▸ **Stated task**
Copy each line of the records that contains the word "Mortality".

[Items from a figure collection]

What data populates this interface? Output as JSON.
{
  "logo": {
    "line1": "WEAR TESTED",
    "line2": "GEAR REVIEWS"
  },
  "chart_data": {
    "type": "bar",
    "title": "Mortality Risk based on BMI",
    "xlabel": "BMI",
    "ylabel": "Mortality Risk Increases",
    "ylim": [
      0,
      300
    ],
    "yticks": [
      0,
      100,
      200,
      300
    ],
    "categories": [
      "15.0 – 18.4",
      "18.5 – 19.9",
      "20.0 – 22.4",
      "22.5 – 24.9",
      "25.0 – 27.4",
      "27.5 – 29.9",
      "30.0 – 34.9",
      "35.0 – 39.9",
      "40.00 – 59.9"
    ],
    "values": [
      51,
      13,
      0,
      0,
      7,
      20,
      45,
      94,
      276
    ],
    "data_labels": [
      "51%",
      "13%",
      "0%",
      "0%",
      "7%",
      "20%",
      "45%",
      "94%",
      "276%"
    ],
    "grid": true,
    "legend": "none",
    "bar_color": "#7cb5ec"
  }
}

==

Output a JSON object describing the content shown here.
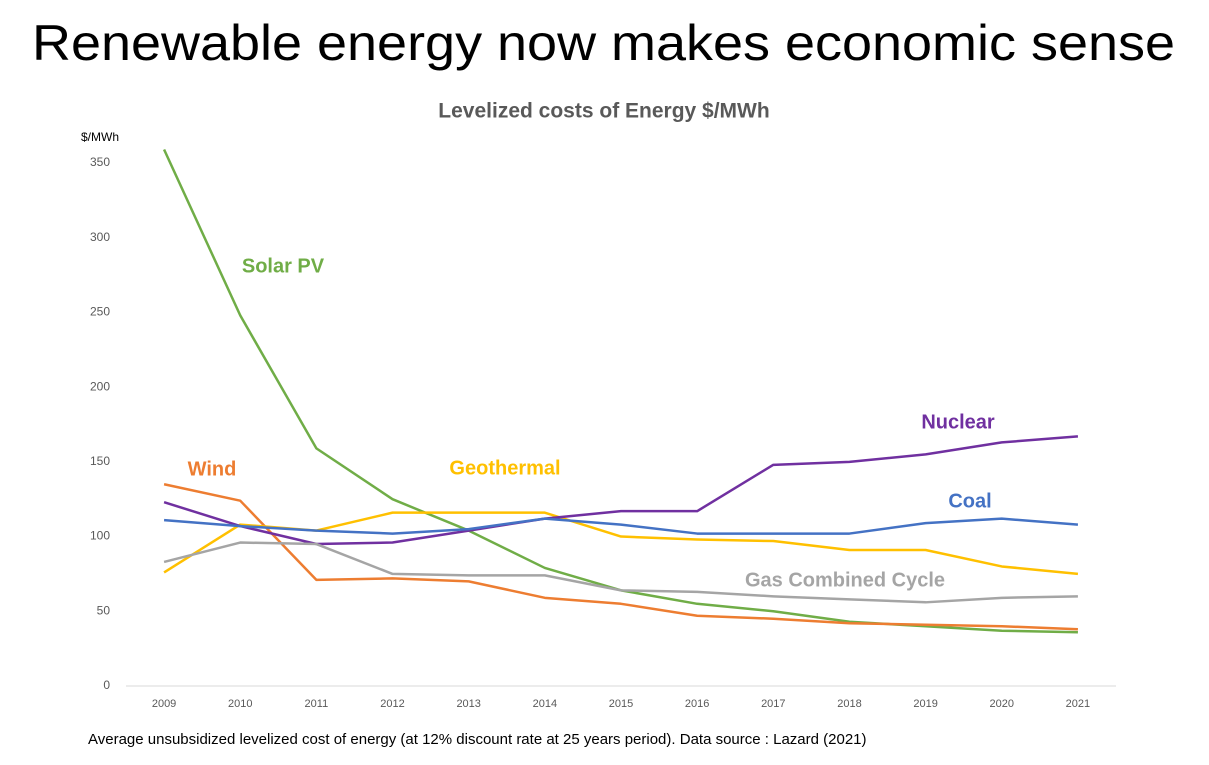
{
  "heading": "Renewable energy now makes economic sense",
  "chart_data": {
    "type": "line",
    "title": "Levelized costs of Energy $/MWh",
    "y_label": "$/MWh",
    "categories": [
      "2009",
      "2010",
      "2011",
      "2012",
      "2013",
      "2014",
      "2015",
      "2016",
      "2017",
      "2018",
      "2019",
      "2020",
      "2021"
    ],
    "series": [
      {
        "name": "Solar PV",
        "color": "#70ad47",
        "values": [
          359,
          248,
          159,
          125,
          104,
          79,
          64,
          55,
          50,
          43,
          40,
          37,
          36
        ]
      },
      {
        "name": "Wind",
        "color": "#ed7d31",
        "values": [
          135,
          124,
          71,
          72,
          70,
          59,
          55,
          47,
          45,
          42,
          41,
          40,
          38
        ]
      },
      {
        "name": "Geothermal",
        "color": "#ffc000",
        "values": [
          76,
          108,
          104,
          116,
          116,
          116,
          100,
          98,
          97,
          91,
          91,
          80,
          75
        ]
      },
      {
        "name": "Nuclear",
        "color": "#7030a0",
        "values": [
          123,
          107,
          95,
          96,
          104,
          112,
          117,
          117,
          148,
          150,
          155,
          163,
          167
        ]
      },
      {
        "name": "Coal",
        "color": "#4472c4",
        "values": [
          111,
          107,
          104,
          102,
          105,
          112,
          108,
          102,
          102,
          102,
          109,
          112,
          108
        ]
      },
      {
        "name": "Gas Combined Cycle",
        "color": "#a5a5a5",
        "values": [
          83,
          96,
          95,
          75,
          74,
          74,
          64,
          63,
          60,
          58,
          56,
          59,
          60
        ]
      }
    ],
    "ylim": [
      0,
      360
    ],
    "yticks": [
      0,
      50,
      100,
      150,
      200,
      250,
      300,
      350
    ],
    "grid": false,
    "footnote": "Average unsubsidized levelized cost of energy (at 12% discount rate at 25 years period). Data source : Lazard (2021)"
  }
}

* * *

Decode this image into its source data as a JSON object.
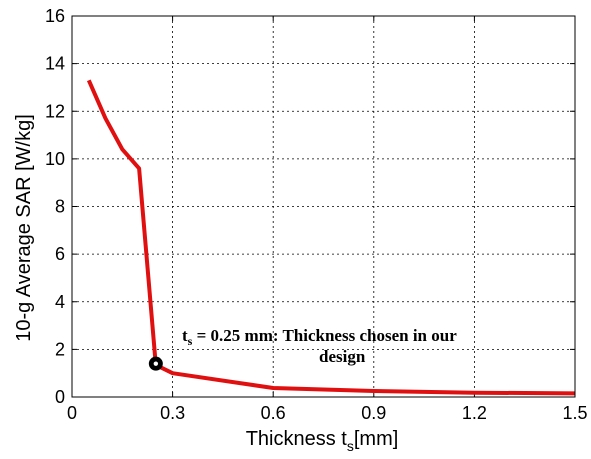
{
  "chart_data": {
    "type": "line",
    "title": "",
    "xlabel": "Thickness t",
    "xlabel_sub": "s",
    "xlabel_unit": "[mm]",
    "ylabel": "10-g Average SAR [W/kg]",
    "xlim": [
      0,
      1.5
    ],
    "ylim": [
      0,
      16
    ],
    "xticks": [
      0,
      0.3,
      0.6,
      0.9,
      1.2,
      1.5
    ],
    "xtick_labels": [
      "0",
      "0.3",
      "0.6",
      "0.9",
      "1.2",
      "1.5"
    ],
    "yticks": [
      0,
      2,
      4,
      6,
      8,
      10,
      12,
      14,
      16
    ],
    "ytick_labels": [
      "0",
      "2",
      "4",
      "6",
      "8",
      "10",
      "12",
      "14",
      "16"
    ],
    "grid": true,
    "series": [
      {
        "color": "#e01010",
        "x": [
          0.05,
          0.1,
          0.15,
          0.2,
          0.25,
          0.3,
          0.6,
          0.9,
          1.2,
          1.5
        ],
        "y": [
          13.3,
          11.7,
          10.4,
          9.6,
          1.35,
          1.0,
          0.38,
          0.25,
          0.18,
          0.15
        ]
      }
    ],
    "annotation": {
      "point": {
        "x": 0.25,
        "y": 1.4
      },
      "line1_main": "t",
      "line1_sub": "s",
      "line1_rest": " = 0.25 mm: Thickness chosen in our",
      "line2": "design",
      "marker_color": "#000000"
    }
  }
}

▸ **Expected output**
    "title": "Mortality Risk based on BMI",
    "ylabel": "Mortality Risk Increases",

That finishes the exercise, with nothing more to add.